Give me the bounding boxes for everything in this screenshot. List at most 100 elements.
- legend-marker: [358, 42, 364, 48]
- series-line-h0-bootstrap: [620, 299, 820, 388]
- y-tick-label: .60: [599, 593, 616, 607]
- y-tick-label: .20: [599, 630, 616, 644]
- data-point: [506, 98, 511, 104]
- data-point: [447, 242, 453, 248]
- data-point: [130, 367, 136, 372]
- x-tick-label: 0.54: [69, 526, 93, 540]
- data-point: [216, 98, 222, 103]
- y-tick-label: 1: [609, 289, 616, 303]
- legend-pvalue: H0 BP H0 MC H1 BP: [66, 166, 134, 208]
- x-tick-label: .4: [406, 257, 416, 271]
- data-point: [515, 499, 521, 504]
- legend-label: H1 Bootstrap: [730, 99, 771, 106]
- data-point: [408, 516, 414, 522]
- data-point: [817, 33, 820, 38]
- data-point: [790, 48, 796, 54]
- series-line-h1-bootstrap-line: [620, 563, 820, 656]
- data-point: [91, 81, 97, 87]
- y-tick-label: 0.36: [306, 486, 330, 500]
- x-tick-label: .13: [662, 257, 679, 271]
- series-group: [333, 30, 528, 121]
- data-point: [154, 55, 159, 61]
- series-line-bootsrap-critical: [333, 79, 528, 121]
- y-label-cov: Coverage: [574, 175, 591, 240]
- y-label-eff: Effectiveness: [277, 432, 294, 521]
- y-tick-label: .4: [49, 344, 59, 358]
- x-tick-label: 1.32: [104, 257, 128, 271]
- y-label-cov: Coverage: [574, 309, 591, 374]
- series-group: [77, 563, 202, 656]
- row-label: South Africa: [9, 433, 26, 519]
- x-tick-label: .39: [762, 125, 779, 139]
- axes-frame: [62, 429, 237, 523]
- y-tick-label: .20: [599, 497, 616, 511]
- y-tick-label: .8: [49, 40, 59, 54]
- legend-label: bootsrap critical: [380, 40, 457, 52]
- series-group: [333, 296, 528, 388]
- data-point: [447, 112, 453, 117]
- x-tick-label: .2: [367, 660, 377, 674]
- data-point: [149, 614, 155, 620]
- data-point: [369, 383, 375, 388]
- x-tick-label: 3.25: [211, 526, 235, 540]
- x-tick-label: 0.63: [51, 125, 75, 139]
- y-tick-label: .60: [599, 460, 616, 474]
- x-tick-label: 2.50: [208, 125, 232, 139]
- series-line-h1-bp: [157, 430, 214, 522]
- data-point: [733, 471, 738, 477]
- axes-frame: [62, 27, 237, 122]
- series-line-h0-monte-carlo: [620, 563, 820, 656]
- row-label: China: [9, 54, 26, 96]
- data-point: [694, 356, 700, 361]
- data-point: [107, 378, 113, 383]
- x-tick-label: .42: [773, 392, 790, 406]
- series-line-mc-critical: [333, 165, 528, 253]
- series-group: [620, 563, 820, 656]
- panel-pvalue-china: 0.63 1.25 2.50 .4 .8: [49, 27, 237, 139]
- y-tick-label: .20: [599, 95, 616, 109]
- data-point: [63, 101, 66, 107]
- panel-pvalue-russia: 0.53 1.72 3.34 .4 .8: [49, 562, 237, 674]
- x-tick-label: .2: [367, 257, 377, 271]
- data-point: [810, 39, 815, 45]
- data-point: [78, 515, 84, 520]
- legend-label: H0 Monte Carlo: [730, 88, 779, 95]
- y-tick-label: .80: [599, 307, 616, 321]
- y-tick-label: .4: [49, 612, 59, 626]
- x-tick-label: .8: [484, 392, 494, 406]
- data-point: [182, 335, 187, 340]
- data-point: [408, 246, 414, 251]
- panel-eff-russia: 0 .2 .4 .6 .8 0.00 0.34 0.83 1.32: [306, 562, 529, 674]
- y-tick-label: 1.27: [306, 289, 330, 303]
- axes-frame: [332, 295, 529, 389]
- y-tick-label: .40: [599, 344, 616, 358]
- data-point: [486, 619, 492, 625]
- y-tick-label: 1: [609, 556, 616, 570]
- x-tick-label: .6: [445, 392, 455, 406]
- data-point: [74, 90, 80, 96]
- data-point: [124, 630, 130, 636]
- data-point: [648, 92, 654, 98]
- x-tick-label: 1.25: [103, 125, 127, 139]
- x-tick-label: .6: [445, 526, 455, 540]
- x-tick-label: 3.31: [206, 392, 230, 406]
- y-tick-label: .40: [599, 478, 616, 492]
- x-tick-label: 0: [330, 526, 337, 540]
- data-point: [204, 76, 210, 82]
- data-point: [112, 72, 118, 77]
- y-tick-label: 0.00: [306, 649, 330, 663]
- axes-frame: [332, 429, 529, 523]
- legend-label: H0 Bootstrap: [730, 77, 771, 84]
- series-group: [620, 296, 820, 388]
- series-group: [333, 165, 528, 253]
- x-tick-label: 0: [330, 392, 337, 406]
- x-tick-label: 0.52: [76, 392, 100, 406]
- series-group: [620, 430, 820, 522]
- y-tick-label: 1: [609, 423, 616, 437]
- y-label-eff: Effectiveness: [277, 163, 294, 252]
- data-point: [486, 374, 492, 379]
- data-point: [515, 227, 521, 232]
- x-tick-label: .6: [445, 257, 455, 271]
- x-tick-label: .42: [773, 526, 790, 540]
# # #
Rewrite every line of the material above as a JSON array of strings, with one string per line and no entries for blank lines.

Reply |
[
  "Give me the bounding boxes for everything in this screenshot. List at most 100 elements.",
  "- legend-marker: [358, 42, 364, 48]",
  "- series-line-h0-bootstrap: [620, 299, 820, 388]",
  "- y-tick-label: .60: [599, 593, 616, 607]",
  "- y-tick-label: .20: [599, 630, 616, 644]",
  "- data-point: [506, 98, 511, 104]",
  "- data-point: [447, 242, 453, 248]",
  "- data-point: [130, 367, 136, 372]",
  "- x-tick-label: 0.54: [69, 526, 93, 540]",
  "- data-point: [216, 98, 222, 103]",
  "- y-tick-label: 1: [609, 289, 616, 303]",
  "- legend-pvalue: H0 BP H0 MC H1 BP: [66, 166, 134, 208]",
  "- x-tick-label: .4: [406, 257, 416, 271]",
  "- data-point: [515, 499, 521, 504]",
  "- legend-label: H1 Bootstrap: [730, 99, 771, 106]",
  "- data-point: [408, 516, 414, 522]",
  "- data-point: [817, 33, 820, 38]",
  "- data-point: [790, 48, 796, 54]",
  "- series-line-h1-bootstrap-line: [620, 563, 820, 656]",
  "- data-point: [91, 81, 97, 87]",
  "- y-tick-label: 0.36: [306, 486, 330, 500]",
  "- x-tick-label: .13: [662, 257, 679, 271]",
  "- series-group: [333, 30, 528, 121]",
  "- data-point: [154, 55, 159, 61]",
  "- series-line-bootsrap-critical: [333, 79, 528, 121]",
  "- y-label-cov: Coverage: [574, 175, 591, 240]",
  "- y-label-eff: Effectiveness: [277, 432, 294, 521]",
  "- y-tick-label: .4: [49, 344, 59, 358]",
  "- x-tick-label: 1.32: [104, 257, 128, 271]",
  "- y-label-cov: Coverage: [574, 309, 591, 374]",
  "- series-group: [77, 563, 202, 656]",
  "- row-label: South Africa: [9, 433, 26, 519]",
  "- x-tick-label: .39: [762, 125, 779, 139]",
  "- axes-frame: [62, 429, 237, 523]",
  "- y-tick-label: .20: [599, 497, 616, 511]",
  "- y-tick-label: .8: [49, 40, 59, 54]",
  "- legend-label: bootsrap critical: [380, 40, 457, 52]",
  "- series-group: [333, 296, 528, 388]",
  "- data-point: [447, 112, 453, 117]",
  "- x-tick-label: .2: [367, 660, 377, 674]",
  "- data-point: [149, 614, 155, 620]",
  "- data-point: [369, 383, 375, 388]",
  "- x-tick-label: 3.25: [211, 526, 235, 540]",
  "- x-tick-label: 0.63: [51, 125, 75, 139]",
  "- y-tick-label: .60: [599, 460, 616, 474]",
  "- x-tick-label: 2.50: [208, 125, 232, 139]",
  "- series-line-h1-bp: [157, 430, 214, 522]",
  "- data-point: [733, 471, 738, 477]",
  "- axes-frame: [62, 27, 237, 122]",
  "- series-line-h0-monte-carlo: [620, 563, 820, 656]",
  "- row-label: China: [9, 54, 26, 96]",
  "- data-point: [694, 356, 700, 361]",
  "- data-point: [107, 378, 113, 383]",
  "- x-tick-label: .42: [773, 392, 790, 406]",
  "- series-line-mc-critical: [333, 165, 528, 253]",
  "- series-group: [620, 563, 820, 656]",
  "- panel-pvalue-china: 0.63 1.25 2.50 .4 .8: [49, 27, 237, 139]",
  "- y-tick-label: .20: [599, 95, 616, 109]",
  "- data-point: [63, 101, 66, 107]",
  "- panel-pvalue-russia: 0.53 1.72 3.34 .4 .8: [49, 562, 237, 674]",
  "- x-tick-label: .2: [367, 257, 377, 271]",
  "- data-point: [810, 39, 815, 45]",
  "- data-point: [78, 515, 84, 520]",
  "- legend-label: H0 Monte Carlo: [730, 88, 779, 95]",
  "- y-tick-label: .80: [599, 307, 616, 321]",
  "- y-tick-label: .4: [49, 612, 59, 626]",
  "- x-tick-label: .8: [484, 392, 494, 406]",
  "- data-point: [182, 335, 187, 340]",
  "- data-point: [408, 246, 414, 251]",
  "- panel-eff-russia: 0 .2 .4 .6 .8 0.00 0.34 0.83 1.32: [306, 562, 529, 674]",
  "- y-tick-label: 1.27: [306, 289, 330, 303]",
  "- axes-frame: [332, 295, 529, 389]",
  "- y-tick-label: .40: [599, 344, 616, 358]",
  "- data-point: [486, 619, 492, 625]",
  "- y-tick-label: 1: [609, 556, 616, 570]",
  "- x-tick-label: .6: [445, 392, 455, 406]",
  "- data-point: [74, 90, 80, 96]",
  "- data-point: [124, 630, 130, 636]",
  "- data-point: [648, 92, 654, 98]",
  "- x-tick-label: 1.25: [103, 125, 127, 139]",
  "- x-tick-label: .6: [445, 526, 455, 540]",
  "- x-tick-label: 3.31: [206, 392, 230, 406]",
  "- y-tick-label: .40: [599, 478, 616, 492]",
  "- x-tick-label: 0: [330, 526, 337, 540]",
  "- data-point: [204, 76, 210, 82]",
  "- data-point: [112, 72, 118, 77]",
  "- y-tick-label: 0.00: [306, 649, 330, 663]",
  "- axes-frame: [332, 429, 529, 523]",
  "- legend-label: H0 Bootstrap: [730, 77, 771, 84]",
  "- series-group: [620, 296, 820, 388]",
  "- series-group: [333, 165, 528, 253]",
  "- x-tick-label: 0: [330, 392, 337, 406]",
  "- x-tick-label: 0.52: [76, 392, 100, 406]",
  "- series-group: [620, 430, 820, 522]",
  "- y-tick-label: 1: [609, 423, 616, 437]",
  "- y-label-eff: Effectiveness: [277, 163, 294, 252]",
  "- data-point: [486, 374, 492, 379]",
  "- data-point: [515, 227, 521, 232]",
  "- x-tick-label: .6: [445, 257, 455, 271]",
  "- x-tick-label: .42: [773, 526, 790, 540]"
]